▶ **Objective**:
Reproduce all of the data that follows, character for character.

──────── Given records

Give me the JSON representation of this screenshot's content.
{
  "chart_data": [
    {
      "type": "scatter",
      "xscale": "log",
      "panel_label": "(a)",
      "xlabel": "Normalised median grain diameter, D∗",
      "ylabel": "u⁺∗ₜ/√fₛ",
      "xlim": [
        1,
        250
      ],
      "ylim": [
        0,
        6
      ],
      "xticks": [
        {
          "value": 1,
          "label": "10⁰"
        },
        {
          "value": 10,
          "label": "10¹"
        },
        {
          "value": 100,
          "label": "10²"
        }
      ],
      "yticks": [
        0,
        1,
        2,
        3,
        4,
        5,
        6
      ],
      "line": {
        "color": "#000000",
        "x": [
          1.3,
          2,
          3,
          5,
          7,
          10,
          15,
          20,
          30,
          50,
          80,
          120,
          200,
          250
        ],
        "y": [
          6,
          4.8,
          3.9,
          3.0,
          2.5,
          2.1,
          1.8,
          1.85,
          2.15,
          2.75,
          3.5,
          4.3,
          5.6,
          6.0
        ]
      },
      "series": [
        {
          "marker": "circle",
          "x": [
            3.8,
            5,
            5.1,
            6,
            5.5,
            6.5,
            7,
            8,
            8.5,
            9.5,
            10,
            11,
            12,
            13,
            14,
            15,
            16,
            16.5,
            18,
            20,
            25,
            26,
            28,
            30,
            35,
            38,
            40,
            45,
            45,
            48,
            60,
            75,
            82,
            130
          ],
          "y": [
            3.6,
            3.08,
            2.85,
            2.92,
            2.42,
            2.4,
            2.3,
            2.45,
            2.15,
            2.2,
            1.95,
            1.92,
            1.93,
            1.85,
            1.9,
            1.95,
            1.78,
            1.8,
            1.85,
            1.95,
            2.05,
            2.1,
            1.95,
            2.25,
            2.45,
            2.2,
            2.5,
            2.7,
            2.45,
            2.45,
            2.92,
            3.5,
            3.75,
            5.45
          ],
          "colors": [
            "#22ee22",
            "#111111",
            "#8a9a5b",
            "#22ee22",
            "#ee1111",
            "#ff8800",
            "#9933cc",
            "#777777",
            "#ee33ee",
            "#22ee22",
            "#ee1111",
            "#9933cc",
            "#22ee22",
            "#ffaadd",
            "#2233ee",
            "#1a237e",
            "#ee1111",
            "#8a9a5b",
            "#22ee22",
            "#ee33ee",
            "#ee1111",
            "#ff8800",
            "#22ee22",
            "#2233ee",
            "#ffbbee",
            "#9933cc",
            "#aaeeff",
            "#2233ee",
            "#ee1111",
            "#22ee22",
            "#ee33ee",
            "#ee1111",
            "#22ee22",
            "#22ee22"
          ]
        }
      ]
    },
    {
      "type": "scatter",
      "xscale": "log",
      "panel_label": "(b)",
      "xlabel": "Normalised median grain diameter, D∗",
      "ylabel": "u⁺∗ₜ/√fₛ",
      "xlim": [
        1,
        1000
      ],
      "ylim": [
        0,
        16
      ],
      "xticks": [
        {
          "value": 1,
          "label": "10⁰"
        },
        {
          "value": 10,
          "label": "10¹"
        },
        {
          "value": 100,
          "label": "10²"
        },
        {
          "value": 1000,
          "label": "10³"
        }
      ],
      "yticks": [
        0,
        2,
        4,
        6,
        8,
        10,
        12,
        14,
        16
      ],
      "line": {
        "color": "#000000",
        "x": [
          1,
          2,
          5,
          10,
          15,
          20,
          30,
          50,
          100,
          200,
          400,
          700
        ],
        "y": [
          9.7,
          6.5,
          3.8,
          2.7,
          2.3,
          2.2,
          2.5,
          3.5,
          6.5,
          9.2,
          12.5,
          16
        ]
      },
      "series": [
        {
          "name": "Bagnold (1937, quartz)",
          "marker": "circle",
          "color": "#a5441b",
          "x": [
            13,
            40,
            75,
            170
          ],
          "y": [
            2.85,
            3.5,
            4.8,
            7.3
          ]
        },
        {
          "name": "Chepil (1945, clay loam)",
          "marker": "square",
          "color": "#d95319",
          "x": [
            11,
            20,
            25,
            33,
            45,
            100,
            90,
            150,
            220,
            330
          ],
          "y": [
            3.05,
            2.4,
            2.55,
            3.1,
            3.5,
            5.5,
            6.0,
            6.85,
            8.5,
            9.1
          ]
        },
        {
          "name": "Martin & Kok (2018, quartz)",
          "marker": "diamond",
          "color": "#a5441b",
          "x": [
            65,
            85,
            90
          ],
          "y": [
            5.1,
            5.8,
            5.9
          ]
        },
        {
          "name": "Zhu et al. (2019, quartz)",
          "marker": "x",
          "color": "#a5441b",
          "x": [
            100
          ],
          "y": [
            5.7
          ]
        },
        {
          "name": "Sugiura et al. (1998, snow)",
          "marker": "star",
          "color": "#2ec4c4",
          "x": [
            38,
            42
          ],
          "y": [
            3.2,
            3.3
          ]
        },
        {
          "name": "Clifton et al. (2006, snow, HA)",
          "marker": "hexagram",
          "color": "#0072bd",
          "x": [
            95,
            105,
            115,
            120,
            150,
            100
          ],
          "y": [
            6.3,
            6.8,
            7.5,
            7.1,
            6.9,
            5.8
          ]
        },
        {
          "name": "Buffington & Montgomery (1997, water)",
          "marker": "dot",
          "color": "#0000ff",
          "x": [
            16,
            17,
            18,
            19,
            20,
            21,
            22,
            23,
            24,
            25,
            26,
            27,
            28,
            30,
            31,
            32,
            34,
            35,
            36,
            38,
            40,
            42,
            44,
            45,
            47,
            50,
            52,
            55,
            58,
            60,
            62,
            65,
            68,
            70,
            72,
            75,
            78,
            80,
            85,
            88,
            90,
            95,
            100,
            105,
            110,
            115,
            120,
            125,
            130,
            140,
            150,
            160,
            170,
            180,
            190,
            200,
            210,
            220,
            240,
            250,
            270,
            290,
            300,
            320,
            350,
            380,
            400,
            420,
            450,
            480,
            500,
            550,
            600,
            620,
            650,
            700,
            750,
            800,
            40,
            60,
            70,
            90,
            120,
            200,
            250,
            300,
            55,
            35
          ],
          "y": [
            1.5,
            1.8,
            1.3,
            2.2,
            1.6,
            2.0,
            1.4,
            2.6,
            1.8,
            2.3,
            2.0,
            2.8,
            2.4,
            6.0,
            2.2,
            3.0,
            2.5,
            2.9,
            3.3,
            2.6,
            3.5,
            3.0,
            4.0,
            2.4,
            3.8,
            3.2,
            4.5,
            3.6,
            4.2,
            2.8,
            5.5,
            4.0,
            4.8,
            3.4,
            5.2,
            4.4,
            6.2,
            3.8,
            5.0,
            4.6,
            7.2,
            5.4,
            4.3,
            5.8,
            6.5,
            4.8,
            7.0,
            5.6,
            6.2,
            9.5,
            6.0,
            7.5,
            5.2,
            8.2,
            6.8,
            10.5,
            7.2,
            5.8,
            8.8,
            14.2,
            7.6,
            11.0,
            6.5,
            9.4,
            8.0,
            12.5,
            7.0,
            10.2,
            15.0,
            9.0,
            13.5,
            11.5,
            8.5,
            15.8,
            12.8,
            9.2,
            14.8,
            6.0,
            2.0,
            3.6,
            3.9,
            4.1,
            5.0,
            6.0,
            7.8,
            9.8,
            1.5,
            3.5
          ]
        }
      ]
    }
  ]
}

────────────────

▶ **Exercise result**:
Give me the JSON representation of this screenshot's content.
{
  "chart_data": [
    {
      "type": "scatter",
      "xscale": "log",
      "panel_label": "(a)",
      "xlabel": "Normalised median grain diameter, D∗",
      "ylabel": "u⁺∗ₜ/√fₛ",
      "xlim": [
        1,
        250
      ],
      "ylim": [
        0,
        6
      ],
      "xticks": [
        {
          "value": 1,
          "label": "10⁰"
        },
        {
          "value": 10,
          "label": "10¹"
        },
        {
          "value": 100,
          "label": "10²"
        }
      ],
      "yticks": [
        0,
        1,
        2,
        3,
        4,
        5,
        6
      ],
      "line": {
        "color": "#000000",
        "x": [
          1.3,
          2,
          3,
          5,
          7,
          10,
          15,
          20,
          30,
          50,
          80,
          120,
          200,
          250
        ],
        "y": [
          6,
          4.8,
          3.9,
          3.0,
          2.5,
          2.1,
          1.8,
          1.85,
          2.15,
          2.75,
          3.5,
          4.3,
          5.6,
          6.0
        ]
      },
      "series": [
        {
          "marker": "circle",
          "x": [
            3.8,
            5,
            5.1,
            6,
            5.5,
            6.5,
            7,
            8,
            8.5,
            9.5,
            10,
            11,
            12,
            13,
            14,
            15,
            16,
            16.5,
            18,
            20,
            25,
            26,
            28,
            30,
            35,
            38,
            40,
            45,
            45,
            48,
            60,
            75,
            82,
            130
          ],
          "y": [
            3.6,
            3.08,
            2.85,
            2.92,
            2.42,
            2.4,
            2.3,
            2.45,
            2.15,
            2.2,
            1.95,
            1.92,
            1.93,
            1.85,
            1.9,
            1.95,
            1.78,
            1.8,
            1.85,
            1.95,
            2.05,
            2.1,
            1.95,
            2.25,
            2.45,
            2.2,
            2.5,
            2.7,
            2.45,
            2.45,
            2.92,
            3.5,
            3.75,
            5.45
          ],
          "colors": [
            "#22ee22",
            "#111111",
            "#8a9a5b",
            "#22ee22",
            "#ee1111",
            "#ff8800",
            "#9933cc",
            "#777777",
            "#ee33ee",
            "#22ee22",
            "#ee1111",
            "#9933cc",
            "#22ee22",
            "#ffaadd",
            "#2233ee",
            "#1a237e",
            "#ee1111",
            "#8a9a5b",
            "#22ee22",
            "#ee33ee",
            "#ee1111",
            "#ff8800",
            "#22ee22",
            "#2233ee",
            "#ffbbee",
            "#9933cc",
            "#aaeeff",
            "#2233ee",
            "#ee1111",
            "#22ee22",
            "#ee33ee",
            "#ee1111",
            "#22ee22",
            "#22ee22"
          ]
        }
      ]
    },
    {
      "type": "scatter",
      "xscale": "log",
      "panel_label": "(b)",
      "xlabel": "Normalised median grain diameter, D∗",
      "ylabel": "u⁺∗ₜ/√fₛ",
      "xlim": [
        1,
        1000
      ],
      "ylim": [
        0,
        16
      ],
      "xticks": [
        {
          "value": 1,
          "label": "10⁰"
        },
        {
          "value": 10,
          "label": "10¹"
        },
        {
          "value": 100,
          "label": "10²"
        },
        {
          "value": 1000,
          "label": "10³"
        }
      ],
      "yticks": [
        0,
        2,
        4,
        6,
        8,
        10,
        12,
        14,
        16
      ],
      "line": {
        "color": "#000000",
        "x": [
          1,
          2,
          5,
          10,
          15,
          20,
          30,
          50,
          100,
          200,
          400,
          700
        ],
        "y": [
          9.7,
          6.5,
          3.8,
          2.7,
          2.3,
          2.2,
          2.5,
          3.5,
          6.5,
          9.2,
          12.5,
          16
        ]
      },
      "series": [
        {
          "name": "Bagnold (1937, quartz)",
          "marker": "circle",
          "color": "#a5441b",
          "x": [
            13,
            40,
            75,
            170
          ],
          "y": [
            2.85,
            3.5,
            4.8,
            7.3
          ]
        },
        {
          "name": "Chepil (1945, clay loam)",
          "marker": "square",
          "color": "#d95319",
          "x": [
            11,
            20,
            25,
            33,
            45,
            100,
            90,
            150,
            220,
            330
          ],
          "y": [
            3.05,
            2.4,
            2.55,
            3.1,
            3.5,
            5.5,
            6.0,
            6.85,
            8.5,
            9.1
          ]
        },
        {
          "name": "Martin & Kok (2018, quartz)",
          "marker": "diamond",
          "color": "#a5441b",
          "x": [
            65,
            85,
            90
          ],
          "y": [
            5.1,
            5.8,
            5.9
          ]
        },
        {
          "name": "Zhu et al. (2019, quartz)",
          "marker": "x",
          "color": "#a5441b",
          "x": [
            100
          ],
          "y": [
            5.7
          ]
        },
        {
          "name": "Sugiura et al. (1998, snow)",
          "marker": "star",
          "color": "#2ec4c4",
          "x": [
            38,
            42
          ],
          "y": [
            3.2,
            3.3
          ]
        },
        {
          "name": "Clifton et al. (2006, snow, HA)",
          "marker": "hexagram",
          "color": "#0072bd",
          "x": [
            95,
            105,
            115,
            120,
            150,
            100
          ],
          "y": [
            6.3,
            6.8,
            7.5,
            7.1,
            6.9,
            5.8
          ]
        },
        {
          "name": "Buffington & Montgomery (1997, water)",
          "marker": "dot",
          "color": "#0000ff",
          "x": [
            16,
            17,
            18,
            19,
            20,
            21,
            22,
            23,
            24,
            25,
            26,
            27,
            28,
            30,
            31,
            32,
            34,
            35,
            36,
            38,
            40,
            42,
            44,
            45,
            47,
            50,
            52,
            55,
            58,
            60,
            62,
            65,
            68,
            70,
            72,
            75,
            78,
            80,
            85,
            88,
            90,
            95,
            100,
            105,
            110,
            115,
            120,
            125,
            130,
            140,
            150,
            160,
            170,
            180,
            190,
            200,
            210,
            220,
            240,
            250,
            270,
            290,
            300,
            320,
            350,
            380,
            400,
            420,
            450,
            480,
            500,
            550,
            600,
            620,
            650,
            700,
            750,
            800,
            40,
            60,
            70,
            90,
            120,
            200,
            250,
            300,
            55,
            35
          ],
          "y": [
            1.5,
            1.8,
            1.3,
            2.2,
            1.6,
            2.0,
            1.4,
            2.6,
            1.8,
            2.3,
            2.0,
            2.8,
            2.4,
            6.0,
            2.2,
            3.0,
            2.5,
            2.9,
            3.3,
            2.6,
            3.5,
            3.0,
            4.0,
            2.4,
            3.8,
            3.2,
            4.5,
            3.6,
            4.2,
            2.8,
            5.5,
            4.0,
            4.8,
            3.4,
            5.2,
            4.4,
            6.2,
            3.8,
            5.0,
            4.6,
            7.2,
            5.4,
            4.3,
            5.8,
            6.5,
            4.8,
            7.0,
            5.6,
            6.2,
            9.5,
            6.0,
            7.5,
            5.2,
            8.2,
            6.8,
            10.5,
            7.2,
            5.8,
            8.8,
            14.2,
            7.6,
            11.0,
            6.5,
            9.4,
            8.0,
            12.5,
            7.0,
            10.2,
            15.0,
            9.0,
            13.5,
            11.5,
            8.5,
            15.8,
            12.8,
            9.2,
            14.8,
            6.0,
            2.0,
            3.6,
            3.9,
            4.1,
            5.0,
            6.0,
            7.8,
            9.8,
            1.5,
            3.5
          ]
        }
      ]
    }
  ]
}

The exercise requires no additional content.